Stored entries
━━━━

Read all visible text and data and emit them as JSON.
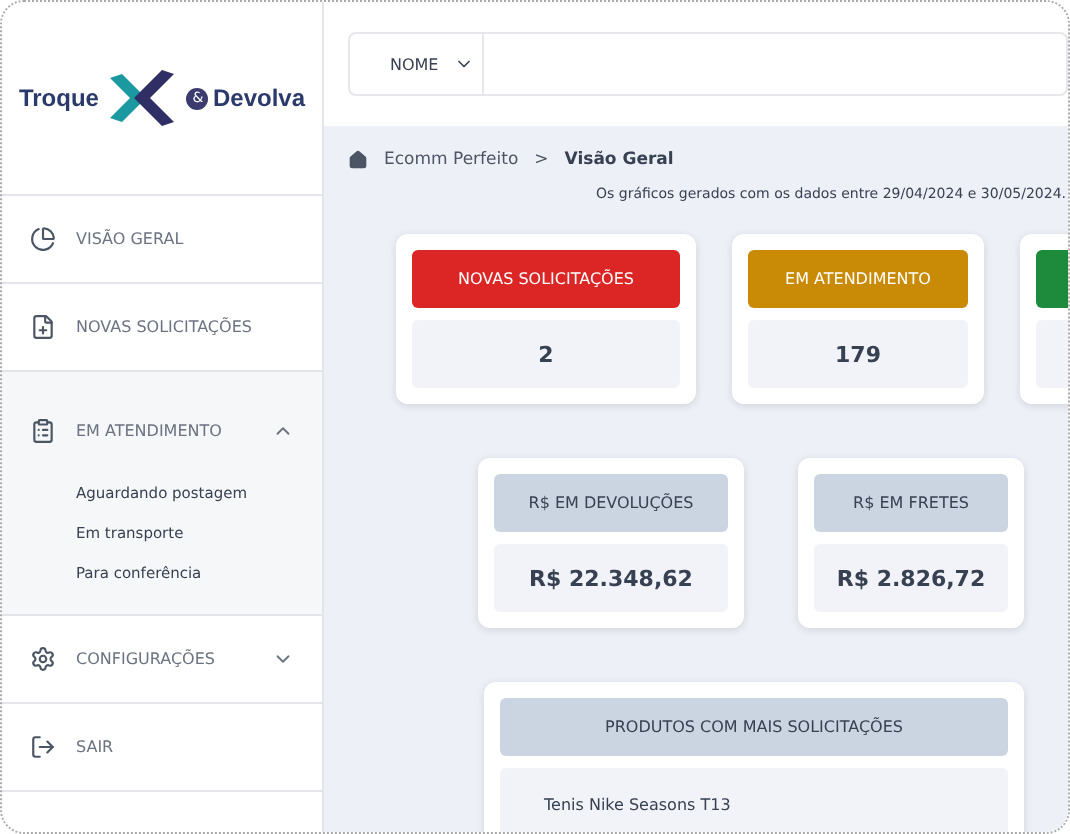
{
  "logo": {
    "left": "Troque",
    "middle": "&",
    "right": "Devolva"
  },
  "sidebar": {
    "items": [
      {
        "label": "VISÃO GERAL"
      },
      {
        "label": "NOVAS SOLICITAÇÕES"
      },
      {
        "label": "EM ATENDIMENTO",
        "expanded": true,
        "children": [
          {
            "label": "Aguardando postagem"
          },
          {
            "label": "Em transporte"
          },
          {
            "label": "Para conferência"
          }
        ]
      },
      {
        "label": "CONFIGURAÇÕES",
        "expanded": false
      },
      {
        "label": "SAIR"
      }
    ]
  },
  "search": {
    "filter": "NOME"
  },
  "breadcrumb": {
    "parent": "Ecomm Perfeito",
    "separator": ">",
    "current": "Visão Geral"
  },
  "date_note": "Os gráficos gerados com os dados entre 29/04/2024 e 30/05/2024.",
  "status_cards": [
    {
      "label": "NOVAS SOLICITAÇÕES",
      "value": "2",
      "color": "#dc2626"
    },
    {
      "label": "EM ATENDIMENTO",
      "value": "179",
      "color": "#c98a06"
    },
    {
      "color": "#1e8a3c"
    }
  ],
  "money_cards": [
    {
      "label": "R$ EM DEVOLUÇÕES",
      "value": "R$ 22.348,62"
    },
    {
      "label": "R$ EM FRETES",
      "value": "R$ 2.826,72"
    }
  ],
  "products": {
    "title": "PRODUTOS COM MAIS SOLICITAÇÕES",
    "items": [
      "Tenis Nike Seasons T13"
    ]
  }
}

━━━━

- [Given instruction]:
Each line of the material must be retyped exactly, except that images are omitted.

- [Solved problem]:
Read all visible text and data and emit them as JSON.
{
  "logo": {
    "left": "Troque",
    "middle": "&",
    "right": "Devolva"
  },
  "sidebar": {
    "items": [
      {
        "label": "VISÃO GERAL"
      },
      {
        "label": "NOVAS SOLICITAÇÕES"
      },
      {
        "label": "EM ATENDIMENTO",
        "expanded": true,
        "children": [
          {
            "label": "Aguardando postagem"
          },
          {
            "label": "Em transporte"
          },
          {
            "label": "Para conferência"
          }
        ]
      },
      {
        "label": "CONFIGURAÇÕES",
        "expanded": false
      },
      {
        "label": "SAIR"
      }
    ]
  },
  "search": {
    "filter": "NOME"
  },
  "breadcrumb": {
    "parent": "Ecomm Perfeito",
    "separator": ">",
    "current": "Visão Geral"
  },
  "date_note": "Os gráficos gerados com os dados entre 29/04/2024 e 30/05/2024.",
  "status_cards": [
    {
      "label": "NOVAS SOLICITAÇÕES",
      "value": "2",
      "color": "#dc2626"
    },
    {
      "label": "EM ATENDIMENTO",
      "value": "179",
      "color": "#c98a06"
    },
    {
      "color": "#1e8a3c"
    }
  ],
  "money_cards": [
    {
      "label": "R$ EM DEVOLUÇÕES",
      "value": "R$ 22.348,62"
    },
    {
      "label": "R$ EM FRETES",
      "value": "R$ 2.826,72"
    }
  ],
  "products": {
    "title": "PRODUTOS COM MAIS SOLICITAÇÕES",
    "items": [
      "Tenis Nike Seasons T13"
    ]
  }
}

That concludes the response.